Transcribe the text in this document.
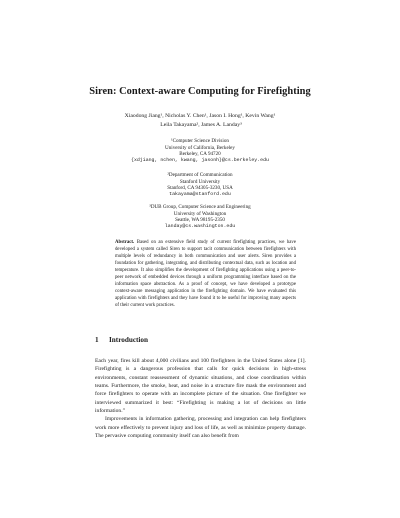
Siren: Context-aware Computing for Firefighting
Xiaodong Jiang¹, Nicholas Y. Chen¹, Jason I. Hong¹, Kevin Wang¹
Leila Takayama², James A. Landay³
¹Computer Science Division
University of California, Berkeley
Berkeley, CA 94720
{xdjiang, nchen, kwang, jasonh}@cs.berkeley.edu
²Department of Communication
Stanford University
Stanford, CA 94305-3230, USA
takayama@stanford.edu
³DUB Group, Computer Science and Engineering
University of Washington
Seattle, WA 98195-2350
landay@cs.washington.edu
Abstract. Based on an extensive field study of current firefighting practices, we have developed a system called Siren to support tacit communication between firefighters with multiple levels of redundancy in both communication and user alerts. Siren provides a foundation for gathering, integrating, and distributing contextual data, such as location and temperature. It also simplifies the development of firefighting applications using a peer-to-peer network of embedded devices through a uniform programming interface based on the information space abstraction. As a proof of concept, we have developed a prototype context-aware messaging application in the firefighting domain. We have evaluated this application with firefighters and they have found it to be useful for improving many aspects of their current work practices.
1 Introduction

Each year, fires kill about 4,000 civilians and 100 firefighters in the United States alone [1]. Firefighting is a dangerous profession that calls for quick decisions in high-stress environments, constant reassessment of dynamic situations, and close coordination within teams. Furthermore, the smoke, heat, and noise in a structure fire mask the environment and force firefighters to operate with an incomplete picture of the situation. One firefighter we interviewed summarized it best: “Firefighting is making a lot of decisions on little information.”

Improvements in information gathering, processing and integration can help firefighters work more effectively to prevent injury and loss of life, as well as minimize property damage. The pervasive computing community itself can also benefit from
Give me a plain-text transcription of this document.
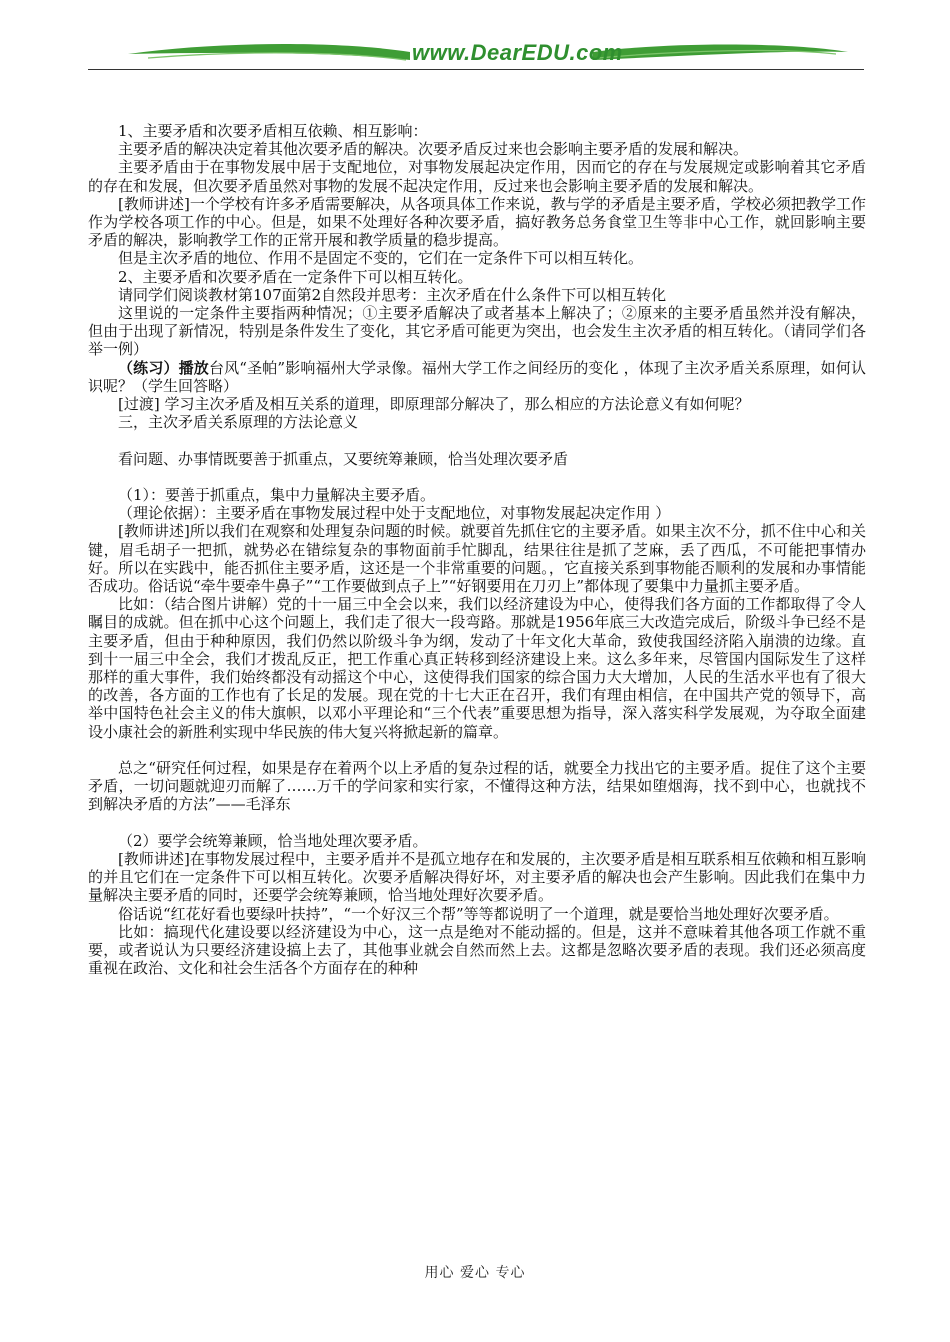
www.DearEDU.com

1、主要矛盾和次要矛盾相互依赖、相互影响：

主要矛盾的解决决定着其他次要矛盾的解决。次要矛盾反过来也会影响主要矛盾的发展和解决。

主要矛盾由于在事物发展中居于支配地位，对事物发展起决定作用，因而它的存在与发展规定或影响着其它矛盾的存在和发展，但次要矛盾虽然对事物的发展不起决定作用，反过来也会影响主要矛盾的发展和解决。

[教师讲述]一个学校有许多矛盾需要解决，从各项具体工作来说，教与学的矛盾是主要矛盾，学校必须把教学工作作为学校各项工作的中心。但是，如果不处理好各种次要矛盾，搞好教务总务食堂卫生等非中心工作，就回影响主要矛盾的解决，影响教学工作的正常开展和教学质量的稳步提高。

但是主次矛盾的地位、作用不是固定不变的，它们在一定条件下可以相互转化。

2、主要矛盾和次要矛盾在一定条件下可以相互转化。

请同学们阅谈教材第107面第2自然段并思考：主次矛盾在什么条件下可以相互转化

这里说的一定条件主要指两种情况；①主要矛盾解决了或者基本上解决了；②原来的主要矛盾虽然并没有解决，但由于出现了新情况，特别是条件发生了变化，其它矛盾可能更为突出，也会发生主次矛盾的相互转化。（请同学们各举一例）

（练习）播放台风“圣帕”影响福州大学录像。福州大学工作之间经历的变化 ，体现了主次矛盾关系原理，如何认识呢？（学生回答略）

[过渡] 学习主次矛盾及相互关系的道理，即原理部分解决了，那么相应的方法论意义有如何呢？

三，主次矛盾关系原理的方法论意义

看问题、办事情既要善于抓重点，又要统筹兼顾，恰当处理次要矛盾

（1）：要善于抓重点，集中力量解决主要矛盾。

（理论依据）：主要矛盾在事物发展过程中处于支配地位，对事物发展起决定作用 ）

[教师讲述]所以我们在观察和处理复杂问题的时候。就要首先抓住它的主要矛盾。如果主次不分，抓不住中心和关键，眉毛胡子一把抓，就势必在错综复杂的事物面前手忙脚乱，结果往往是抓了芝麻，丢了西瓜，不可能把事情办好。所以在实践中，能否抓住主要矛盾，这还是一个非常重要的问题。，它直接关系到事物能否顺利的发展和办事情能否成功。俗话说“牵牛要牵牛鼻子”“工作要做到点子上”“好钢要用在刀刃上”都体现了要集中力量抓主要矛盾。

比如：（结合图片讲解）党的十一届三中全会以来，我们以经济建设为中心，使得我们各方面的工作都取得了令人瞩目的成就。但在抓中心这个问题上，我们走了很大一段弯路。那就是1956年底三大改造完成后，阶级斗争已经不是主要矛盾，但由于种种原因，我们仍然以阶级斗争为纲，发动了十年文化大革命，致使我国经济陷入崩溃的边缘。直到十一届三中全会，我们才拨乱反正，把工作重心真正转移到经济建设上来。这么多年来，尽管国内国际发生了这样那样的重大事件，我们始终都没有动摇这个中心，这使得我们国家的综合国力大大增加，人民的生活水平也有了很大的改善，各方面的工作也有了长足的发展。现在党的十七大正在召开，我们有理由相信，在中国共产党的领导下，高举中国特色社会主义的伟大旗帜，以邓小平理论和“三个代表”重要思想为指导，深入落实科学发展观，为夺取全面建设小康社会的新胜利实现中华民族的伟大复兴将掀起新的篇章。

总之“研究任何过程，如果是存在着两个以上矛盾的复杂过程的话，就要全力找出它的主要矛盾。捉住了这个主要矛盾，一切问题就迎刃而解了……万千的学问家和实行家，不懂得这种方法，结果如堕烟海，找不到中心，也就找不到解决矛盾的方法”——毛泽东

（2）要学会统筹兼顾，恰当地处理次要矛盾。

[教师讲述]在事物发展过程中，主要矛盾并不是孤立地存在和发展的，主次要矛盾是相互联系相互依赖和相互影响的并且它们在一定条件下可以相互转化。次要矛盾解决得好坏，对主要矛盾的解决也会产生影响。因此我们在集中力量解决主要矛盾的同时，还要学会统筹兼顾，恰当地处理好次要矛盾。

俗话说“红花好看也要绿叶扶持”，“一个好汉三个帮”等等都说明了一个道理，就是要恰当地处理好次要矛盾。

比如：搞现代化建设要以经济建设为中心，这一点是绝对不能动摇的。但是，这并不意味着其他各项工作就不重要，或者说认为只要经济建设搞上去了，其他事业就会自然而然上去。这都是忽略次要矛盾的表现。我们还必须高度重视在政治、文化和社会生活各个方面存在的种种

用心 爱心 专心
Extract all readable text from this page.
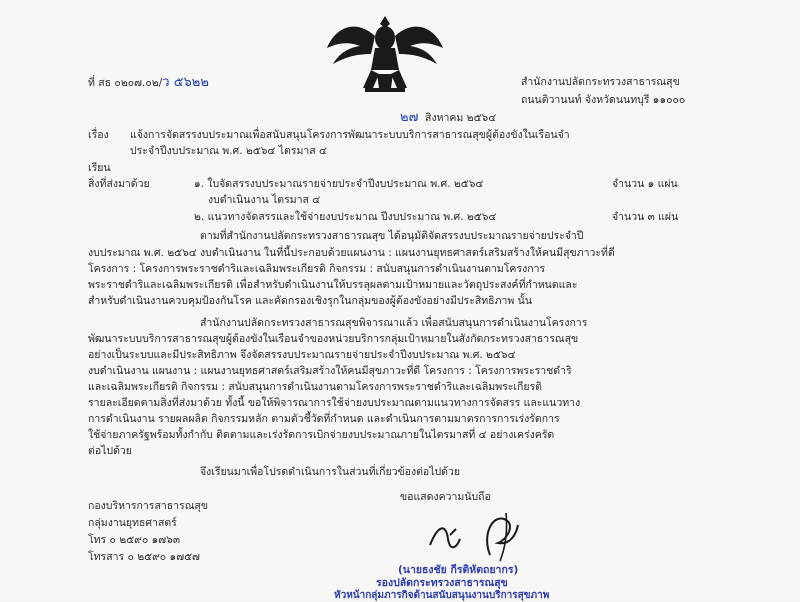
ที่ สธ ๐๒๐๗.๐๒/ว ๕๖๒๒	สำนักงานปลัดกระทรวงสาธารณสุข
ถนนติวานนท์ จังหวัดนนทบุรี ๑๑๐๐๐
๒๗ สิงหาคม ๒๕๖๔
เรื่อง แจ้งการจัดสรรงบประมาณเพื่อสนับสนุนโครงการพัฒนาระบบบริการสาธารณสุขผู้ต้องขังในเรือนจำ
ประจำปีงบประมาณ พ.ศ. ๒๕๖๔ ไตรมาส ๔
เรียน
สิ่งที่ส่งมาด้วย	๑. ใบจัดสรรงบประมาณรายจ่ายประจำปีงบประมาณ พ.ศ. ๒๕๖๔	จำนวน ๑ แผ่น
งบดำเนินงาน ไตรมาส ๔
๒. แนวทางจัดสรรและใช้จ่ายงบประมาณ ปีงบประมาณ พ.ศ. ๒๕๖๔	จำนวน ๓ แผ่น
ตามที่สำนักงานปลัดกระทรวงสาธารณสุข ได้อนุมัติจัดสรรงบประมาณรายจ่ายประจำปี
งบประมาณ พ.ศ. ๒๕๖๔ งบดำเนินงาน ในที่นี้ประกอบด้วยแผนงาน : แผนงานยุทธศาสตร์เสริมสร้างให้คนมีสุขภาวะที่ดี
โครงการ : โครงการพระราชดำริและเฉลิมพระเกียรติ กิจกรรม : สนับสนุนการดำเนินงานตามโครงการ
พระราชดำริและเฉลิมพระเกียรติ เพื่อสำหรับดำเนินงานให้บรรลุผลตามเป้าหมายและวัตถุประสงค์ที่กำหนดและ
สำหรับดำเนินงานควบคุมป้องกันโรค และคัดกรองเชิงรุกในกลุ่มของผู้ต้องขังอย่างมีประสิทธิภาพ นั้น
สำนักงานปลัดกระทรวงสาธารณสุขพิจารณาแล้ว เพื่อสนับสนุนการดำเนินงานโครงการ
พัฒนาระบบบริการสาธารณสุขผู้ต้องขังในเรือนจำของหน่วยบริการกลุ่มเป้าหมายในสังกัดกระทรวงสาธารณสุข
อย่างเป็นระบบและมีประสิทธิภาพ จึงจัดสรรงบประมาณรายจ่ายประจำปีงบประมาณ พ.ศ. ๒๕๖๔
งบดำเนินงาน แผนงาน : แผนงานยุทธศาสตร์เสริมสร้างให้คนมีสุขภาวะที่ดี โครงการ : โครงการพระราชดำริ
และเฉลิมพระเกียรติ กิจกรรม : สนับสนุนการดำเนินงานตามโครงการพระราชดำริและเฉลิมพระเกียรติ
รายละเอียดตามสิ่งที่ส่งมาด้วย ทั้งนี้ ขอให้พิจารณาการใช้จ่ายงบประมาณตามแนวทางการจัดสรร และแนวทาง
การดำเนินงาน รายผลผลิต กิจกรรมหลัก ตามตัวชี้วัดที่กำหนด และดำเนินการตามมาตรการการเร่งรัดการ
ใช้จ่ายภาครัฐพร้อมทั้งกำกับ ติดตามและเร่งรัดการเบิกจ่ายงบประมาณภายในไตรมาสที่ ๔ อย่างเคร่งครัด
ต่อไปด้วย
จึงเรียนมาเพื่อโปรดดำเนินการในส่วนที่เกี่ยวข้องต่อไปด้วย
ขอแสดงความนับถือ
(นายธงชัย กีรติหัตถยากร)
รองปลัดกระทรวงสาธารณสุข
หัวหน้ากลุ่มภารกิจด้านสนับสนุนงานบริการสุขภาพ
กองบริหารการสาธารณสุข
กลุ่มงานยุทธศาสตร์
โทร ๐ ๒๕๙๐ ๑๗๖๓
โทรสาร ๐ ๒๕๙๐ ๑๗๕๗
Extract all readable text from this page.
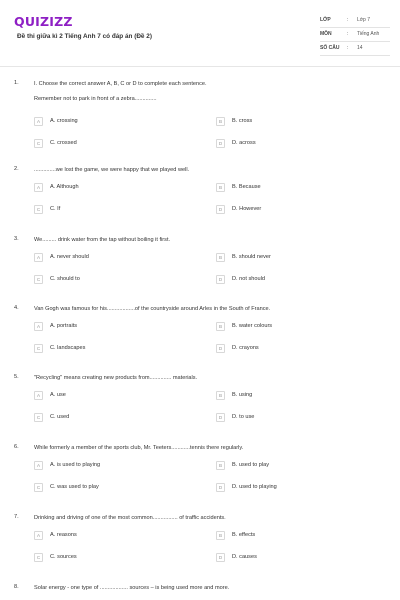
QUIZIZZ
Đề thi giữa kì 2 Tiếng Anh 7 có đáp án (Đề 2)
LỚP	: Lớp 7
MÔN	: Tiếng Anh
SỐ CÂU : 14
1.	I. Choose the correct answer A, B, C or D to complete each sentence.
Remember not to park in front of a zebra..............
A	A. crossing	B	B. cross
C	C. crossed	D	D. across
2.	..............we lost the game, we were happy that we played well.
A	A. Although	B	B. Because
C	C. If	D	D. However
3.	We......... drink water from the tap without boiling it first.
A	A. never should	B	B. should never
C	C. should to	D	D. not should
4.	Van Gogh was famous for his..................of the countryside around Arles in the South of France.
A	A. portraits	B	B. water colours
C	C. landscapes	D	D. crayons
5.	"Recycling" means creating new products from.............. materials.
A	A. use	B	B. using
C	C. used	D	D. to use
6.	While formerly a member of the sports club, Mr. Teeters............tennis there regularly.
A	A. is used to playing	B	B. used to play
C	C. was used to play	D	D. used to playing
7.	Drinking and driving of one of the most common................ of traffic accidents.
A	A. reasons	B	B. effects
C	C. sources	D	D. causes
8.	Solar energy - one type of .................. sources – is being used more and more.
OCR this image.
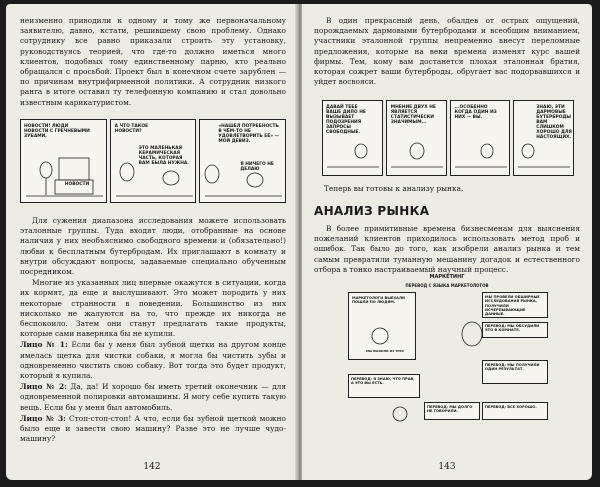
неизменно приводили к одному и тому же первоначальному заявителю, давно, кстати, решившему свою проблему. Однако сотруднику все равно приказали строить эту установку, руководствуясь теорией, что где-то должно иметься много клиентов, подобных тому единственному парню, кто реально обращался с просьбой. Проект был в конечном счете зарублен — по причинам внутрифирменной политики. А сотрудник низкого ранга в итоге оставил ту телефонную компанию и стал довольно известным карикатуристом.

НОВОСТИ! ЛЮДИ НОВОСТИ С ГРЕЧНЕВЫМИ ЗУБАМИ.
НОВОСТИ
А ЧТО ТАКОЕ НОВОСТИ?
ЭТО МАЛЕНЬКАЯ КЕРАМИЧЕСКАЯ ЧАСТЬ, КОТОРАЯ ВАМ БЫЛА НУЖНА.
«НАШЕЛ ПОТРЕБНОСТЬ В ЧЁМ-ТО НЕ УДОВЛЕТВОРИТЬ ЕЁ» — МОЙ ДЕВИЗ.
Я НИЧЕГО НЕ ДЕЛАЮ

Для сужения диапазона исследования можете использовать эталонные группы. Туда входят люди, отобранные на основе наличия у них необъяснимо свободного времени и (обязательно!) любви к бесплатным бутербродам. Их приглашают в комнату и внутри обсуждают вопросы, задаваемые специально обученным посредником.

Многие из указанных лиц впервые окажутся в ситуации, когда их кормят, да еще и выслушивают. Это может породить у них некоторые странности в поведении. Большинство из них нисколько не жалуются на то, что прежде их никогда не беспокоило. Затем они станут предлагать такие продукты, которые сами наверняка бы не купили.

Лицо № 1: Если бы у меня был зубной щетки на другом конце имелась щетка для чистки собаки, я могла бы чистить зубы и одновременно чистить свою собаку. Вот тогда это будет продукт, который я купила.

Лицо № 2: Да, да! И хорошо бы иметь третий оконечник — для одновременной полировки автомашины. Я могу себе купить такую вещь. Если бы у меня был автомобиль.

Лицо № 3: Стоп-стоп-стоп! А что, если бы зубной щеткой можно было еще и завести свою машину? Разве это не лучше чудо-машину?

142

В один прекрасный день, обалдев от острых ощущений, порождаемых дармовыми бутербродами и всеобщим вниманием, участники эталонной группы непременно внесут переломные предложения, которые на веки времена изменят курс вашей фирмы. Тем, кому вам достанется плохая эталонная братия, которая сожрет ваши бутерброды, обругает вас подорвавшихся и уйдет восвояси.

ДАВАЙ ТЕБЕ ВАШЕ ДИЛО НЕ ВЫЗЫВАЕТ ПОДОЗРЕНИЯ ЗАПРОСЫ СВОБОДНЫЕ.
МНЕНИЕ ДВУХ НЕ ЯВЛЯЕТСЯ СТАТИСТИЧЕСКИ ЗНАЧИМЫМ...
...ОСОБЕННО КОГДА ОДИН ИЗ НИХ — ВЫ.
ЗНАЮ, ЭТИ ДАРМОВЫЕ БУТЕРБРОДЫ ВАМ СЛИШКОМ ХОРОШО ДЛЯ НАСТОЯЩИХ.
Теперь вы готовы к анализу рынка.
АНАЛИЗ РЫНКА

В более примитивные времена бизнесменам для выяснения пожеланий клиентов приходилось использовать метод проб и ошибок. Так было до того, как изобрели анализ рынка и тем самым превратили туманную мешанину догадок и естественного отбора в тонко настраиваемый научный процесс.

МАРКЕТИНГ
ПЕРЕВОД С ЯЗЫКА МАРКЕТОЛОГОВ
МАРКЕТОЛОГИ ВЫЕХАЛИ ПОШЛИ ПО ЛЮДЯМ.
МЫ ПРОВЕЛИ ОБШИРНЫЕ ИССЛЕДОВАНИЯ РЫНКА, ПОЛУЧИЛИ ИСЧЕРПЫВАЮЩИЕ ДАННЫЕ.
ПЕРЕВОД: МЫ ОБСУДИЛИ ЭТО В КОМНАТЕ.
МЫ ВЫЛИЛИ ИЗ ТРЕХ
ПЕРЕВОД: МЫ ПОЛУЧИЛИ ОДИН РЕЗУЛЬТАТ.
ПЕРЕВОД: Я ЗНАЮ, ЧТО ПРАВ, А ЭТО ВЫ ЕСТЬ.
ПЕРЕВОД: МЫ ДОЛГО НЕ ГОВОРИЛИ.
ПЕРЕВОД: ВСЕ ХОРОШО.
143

- _Exercise details_
From the data, pick out every line that includes "aware".

- _Written response_
Siren: Context-aware Computing for Firefighting
Abstract. Based on an extensive field study of current firefighting practices, we have developed a system called Siren to support tacit communication between firefighters with multiple levels of redundancy in both communication and user alerts. Siren provides a foundation for gathering, integrating, and distributing contextual data, such as location and temperature. It also simplifies the development of firefighting applications using a peer-to-peer network of embedded devices through a uniform programming interface based on the information space abstraction. As a proof of concept, we have developed a prototype context-aware messaging application in the firefighting domain. We have evaluated this application with firefighters and they have found it to be useful for improving many aspects of their current work practices.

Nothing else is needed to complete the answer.